WHAT TO DO:
Omit all pictures. Copy the rest of the material exactly.

ENTRIES SHOWN:
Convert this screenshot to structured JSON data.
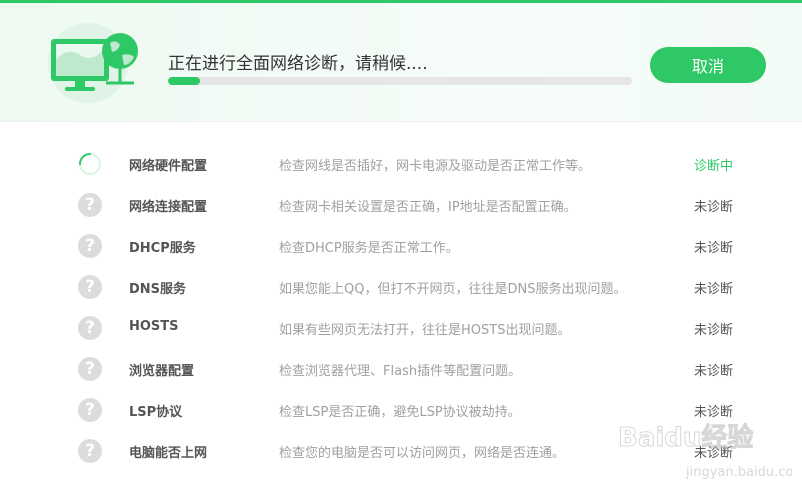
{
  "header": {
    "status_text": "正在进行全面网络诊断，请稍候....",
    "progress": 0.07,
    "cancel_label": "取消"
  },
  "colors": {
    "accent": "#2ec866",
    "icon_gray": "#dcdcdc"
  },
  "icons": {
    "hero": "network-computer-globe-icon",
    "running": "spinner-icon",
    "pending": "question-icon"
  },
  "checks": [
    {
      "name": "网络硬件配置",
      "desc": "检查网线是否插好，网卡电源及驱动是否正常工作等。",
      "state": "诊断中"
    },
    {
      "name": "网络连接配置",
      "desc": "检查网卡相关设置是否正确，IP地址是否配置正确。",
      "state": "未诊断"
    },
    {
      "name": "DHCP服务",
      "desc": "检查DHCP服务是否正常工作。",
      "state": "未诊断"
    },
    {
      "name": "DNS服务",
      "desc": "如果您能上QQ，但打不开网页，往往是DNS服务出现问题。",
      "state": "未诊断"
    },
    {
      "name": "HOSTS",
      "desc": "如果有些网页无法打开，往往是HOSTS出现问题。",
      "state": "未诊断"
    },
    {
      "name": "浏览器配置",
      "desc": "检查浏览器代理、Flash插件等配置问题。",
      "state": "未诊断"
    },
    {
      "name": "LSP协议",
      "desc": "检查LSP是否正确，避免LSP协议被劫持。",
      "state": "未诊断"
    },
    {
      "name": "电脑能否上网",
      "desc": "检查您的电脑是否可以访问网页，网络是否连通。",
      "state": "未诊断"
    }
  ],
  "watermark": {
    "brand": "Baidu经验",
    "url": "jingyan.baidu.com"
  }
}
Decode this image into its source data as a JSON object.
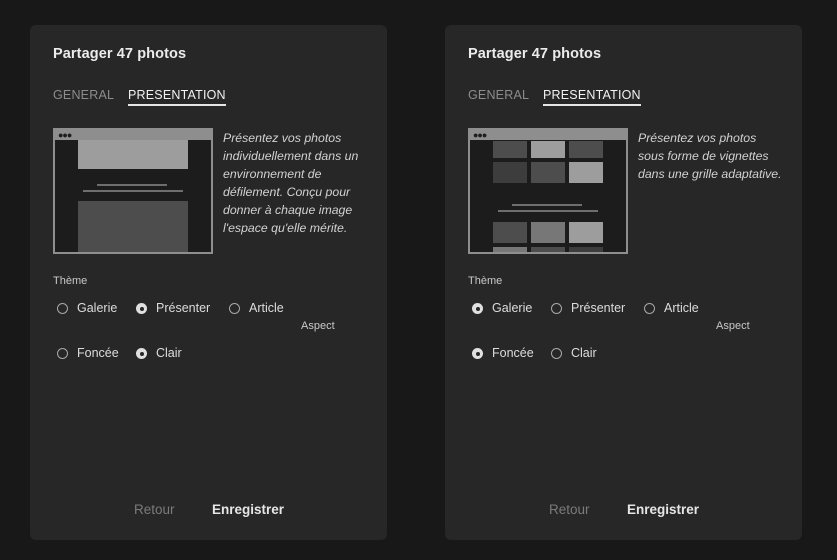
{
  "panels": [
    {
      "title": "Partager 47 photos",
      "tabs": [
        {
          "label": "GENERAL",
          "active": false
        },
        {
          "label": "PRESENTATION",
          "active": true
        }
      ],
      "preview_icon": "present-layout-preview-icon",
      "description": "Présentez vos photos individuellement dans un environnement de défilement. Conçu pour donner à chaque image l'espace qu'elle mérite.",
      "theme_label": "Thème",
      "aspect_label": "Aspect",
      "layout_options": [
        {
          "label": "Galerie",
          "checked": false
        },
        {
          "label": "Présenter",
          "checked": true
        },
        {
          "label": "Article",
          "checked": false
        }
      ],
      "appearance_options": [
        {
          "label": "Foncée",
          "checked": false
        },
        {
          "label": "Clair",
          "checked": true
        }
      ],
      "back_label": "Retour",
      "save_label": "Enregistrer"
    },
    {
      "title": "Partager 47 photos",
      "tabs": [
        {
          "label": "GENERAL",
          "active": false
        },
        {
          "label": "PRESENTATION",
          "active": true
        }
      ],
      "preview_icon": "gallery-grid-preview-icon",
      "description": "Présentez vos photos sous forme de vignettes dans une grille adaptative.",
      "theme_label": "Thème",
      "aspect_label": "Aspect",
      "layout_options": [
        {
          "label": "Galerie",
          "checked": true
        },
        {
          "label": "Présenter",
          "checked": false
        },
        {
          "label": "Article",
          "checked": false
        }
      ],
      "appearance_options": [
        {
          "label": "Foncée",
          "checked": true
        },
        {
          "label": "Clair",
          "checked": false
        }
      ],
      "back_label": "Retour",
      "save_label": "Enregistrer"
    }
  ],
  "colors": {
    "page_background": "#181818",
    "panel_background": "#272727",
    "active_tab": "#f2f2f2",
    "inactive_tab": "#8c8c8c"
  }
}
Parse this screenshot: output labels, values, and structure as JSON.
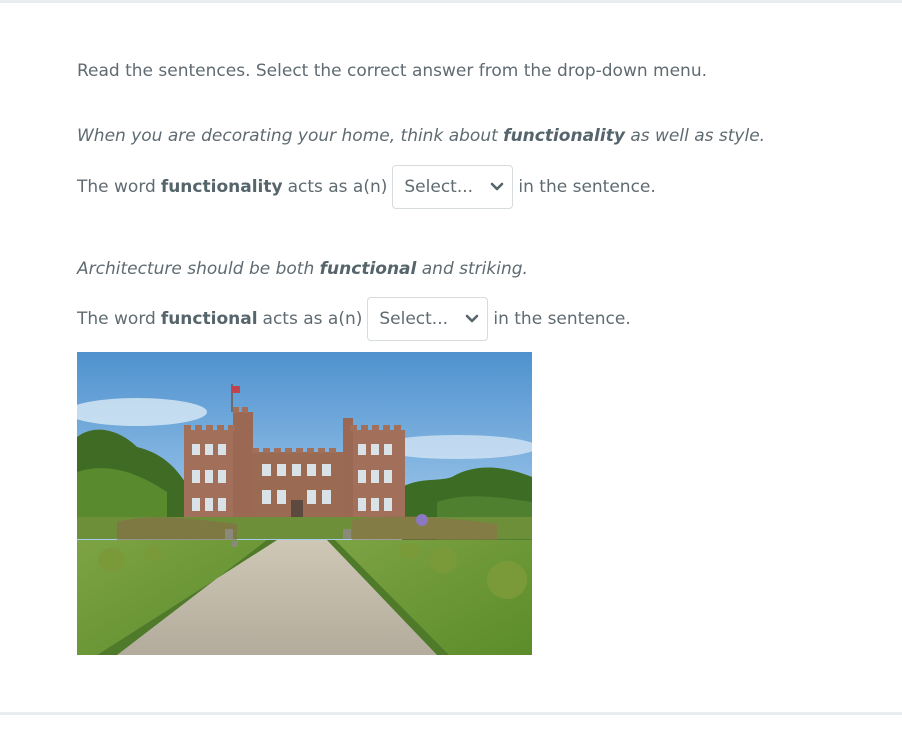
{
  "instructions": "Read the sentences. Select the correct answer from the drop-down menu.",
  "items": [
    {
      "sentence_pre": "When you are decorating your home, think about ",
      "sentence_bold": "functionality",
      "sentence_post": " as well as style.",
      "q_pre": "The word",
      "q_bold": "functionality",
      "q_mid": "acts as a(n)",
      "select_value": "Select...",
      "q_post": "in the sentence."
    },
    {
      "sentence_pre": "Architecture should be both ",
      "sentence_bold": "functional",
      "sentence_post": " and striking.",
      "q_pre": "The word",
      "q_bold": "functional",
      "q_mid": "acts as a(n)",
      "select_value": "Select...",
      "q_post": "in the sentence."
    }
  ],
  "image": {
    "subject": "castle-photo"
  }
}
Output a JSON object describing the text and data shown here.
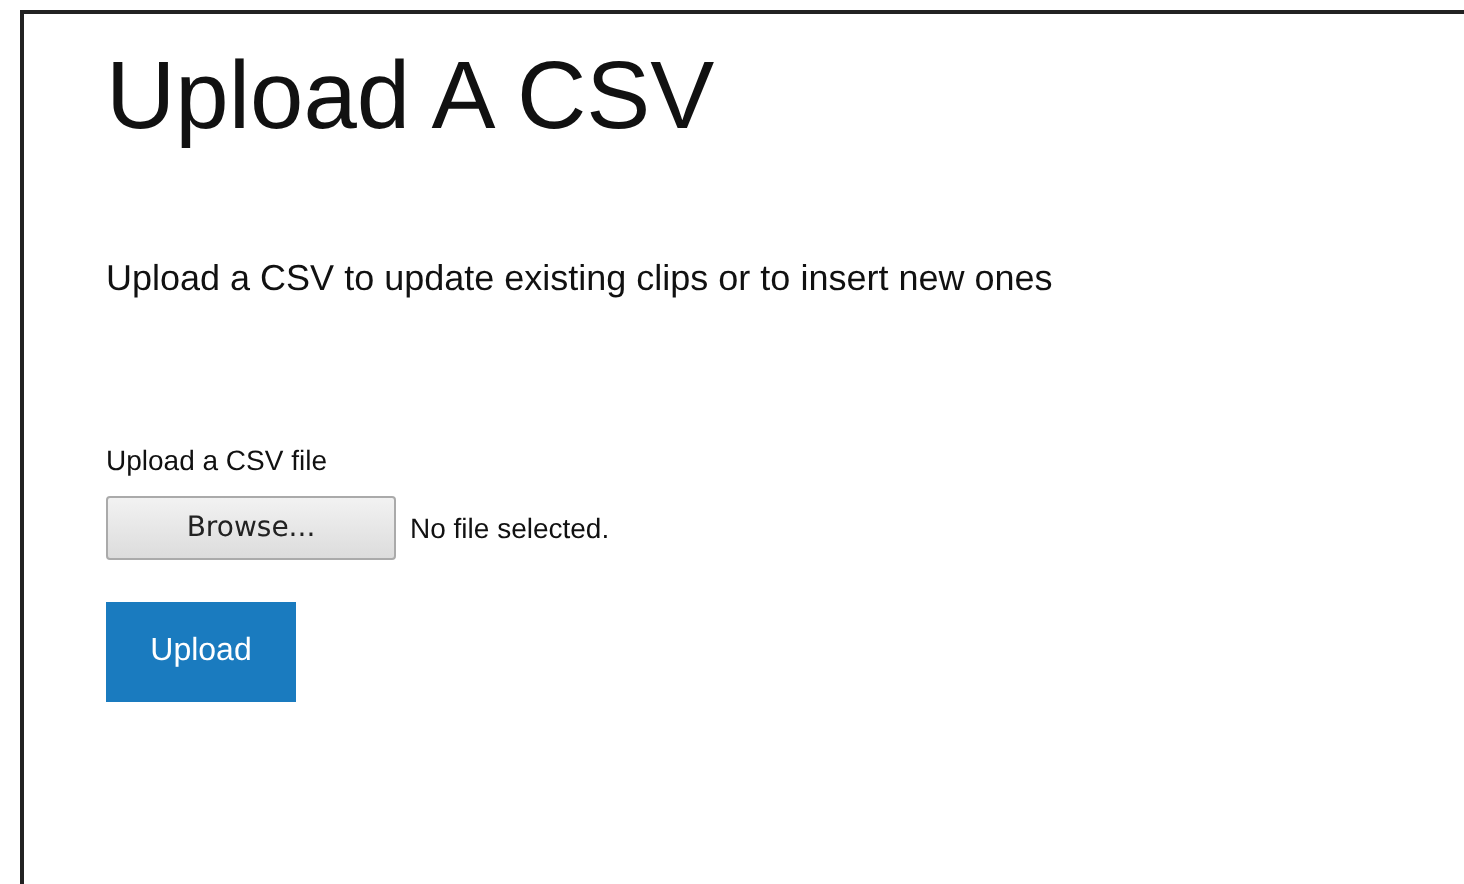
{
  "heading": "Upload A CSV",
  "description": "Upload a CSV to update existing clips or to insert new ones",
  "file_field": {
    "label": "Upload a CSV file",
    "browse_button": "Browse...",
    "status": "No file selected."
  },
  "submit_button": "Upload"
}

RESULT:
Convert this screenshot to structured JSON data.
{
  "header": {
    "status_text": "正在进行全面网络诊断，请稍候....",
    "progress": 0.07,
    "cancel_label": "取消"
  },
  "colors": {
    "accent": "#2ec866",
    "icon_gray": "#dcdcdc"
  },
  "icons": {
    "hero": "network-computer-globe-icon",
    "running": "spinner-icon",
    "pending": "question-icon"
  },
  "checks": [
    {
      "name": "网络硬件配置",
      "desc": "检查网线是否插好，网卡电源及驱动是否正常工作等。",
      "state": "诊断中"
    },
    {
      "name": "网络连接配置",
      "desc": "检查网卡相关设置是否正确，IP地址是否配置正确。",
      "state": "未诊断"
    },
    {
      "name": "DHCP服务",
      "desc": "检查DHCP服务是否正常工作。",
      "state": "未诊断"
    },
    {
      "name": "DNS服务",
      "desc": "如果您能上QQ，但打不开网页，往往是DNS服务出现问题。",
      "state": "未诊断"
    },
    {
      "name": "HOSTS",
      "desc": "如果有些网页无法打开，往往是HOSTS出现问题。",
      "state": "未诊断"
    },
    {
      "name": "浏览器配置",
      "desc": "检查浏览器代理、Flash插件等配置问题。",
      "state": "未诊断"
    },
    {
      "name": "LSP协议",
      "desc": "检查LSP是否正确，避免LSP协议被劫持。",
      "state": "未诊断"
    },
    {
      "name": "电脑能否上网",
      "desc": "检查您的电脑是否可以访问网页，网络是否连通。",
      "state": "未诊断"
    }
  ],
  "watermark": {
    "brand": "Baidu经验",
    "url": "jingyan.baidu.com"
  }
}
Decode this image into its source data as a JSON object.
{
  "panels": [
    {
      "title": "Partager 47 photos",
      "tabs": [
        {
          "label": "GENERAL",
          "active": false
        },
        {
          "label": "PRESENTATION",
          "active": true
        }
      ],
      "preview_icon": "present-layout-preview-icon",
      "description": "Présentez vos photos individuellement dans un environnement de défilement. Conçu pour donner à chaque image l'espace qu'elle mérite.",
      "theme_label": "Thème",
      "aspect_label": "Aspect",
      "layout_options": [
        {
          "label": "Galerie",
          "checked": false
        },
        {
          "label": "Présenter",
          "checked": true
        },
        {
          "label": "Article",
          "checked": false
        }
      ],
      "appearance_options": [
        {
          "label": "Foncée",
          "checked": false
        },
        {
          "label": "Clair",
          "checked": true
        }
      ],
      "back_label": "Retour",
      "save_label": "Enregistrer"
    },
    {
      "title": "Partager 47 photos",
      "tabs": [
        {
          "label": "GENERAL",
          "active": false
        },
        {
          "label": "PRESENTATION",
          "active": true
        }
      ],
      "preview_icon": "gallery-grid-preview-icon",
      "description": "Présentez vos photos sous forme de vignettes dans une grille adaptative.",
      "theme_label": "Thème",
      "aspect_label": "Aspect",
      "layout_options": [
        {
          "label": "Galerie",
          "checked": true
        },
        {
          "label": "Présenter",
          "checked": false
        },
        {
          "label": "Article",
          "checked": false
        }
      ],
      "appearance_options": [
        {
          "label": "Foncée",
          "checked": true
        },
        {
          "label": "Clair",
          "checked": false
        }
      ],
      "back_label": "Retour",
      "save_label": "Enregistrer"
    }
  ],
  "colors": {
    "page_background": "#181818",
    "panel_background": "#272727",
    "active_tab": "#f2f2f2",
    "inactive_tab": "#8c8c8c"
  }
}
Parse this screenshot: output labels, values, and structure as JSON.
{
  "instructions": "Read the sentences. Select the correct answer from the drop-down menu.",
  "items": [
    {
      "sentence_pre": "When you are decorating your home, think about ",
      "sentence_bold": "functionality",
      "sentence_post": " as well as style.",
      "q_pre": "The word",
      "q_bold": "functionality",
      "q_mid": "acts as a(n)",
      "select_value": "Select...",
      "q_post": "in the sentence."
    },
    {
      "sentence_pre": "Architecture should be both ",
      "sentence_bold": "functional",
      "sentence_post": " and striking.",
      "q_pre": "The word",
      "q_bold": "functional",
      "q_mid": "acts as a(n)",
      "select_value": "Select...",
      "q_post": "in the sentence."
    }
  ],
  "image": {
    "subject": "castle-photo"
  }
}
Output a JSON object describing the text and data shown here.
{
  "heading": "Upload A CSV",
  "description": "Upload a CSV to update existing clips or to insert new ones",
  "file_field": {
    "label": "Upload a CSV file",
    "browse_button": "Browse...",
    "status": "No file selected."
  },
  "submit_button": "Upload"
}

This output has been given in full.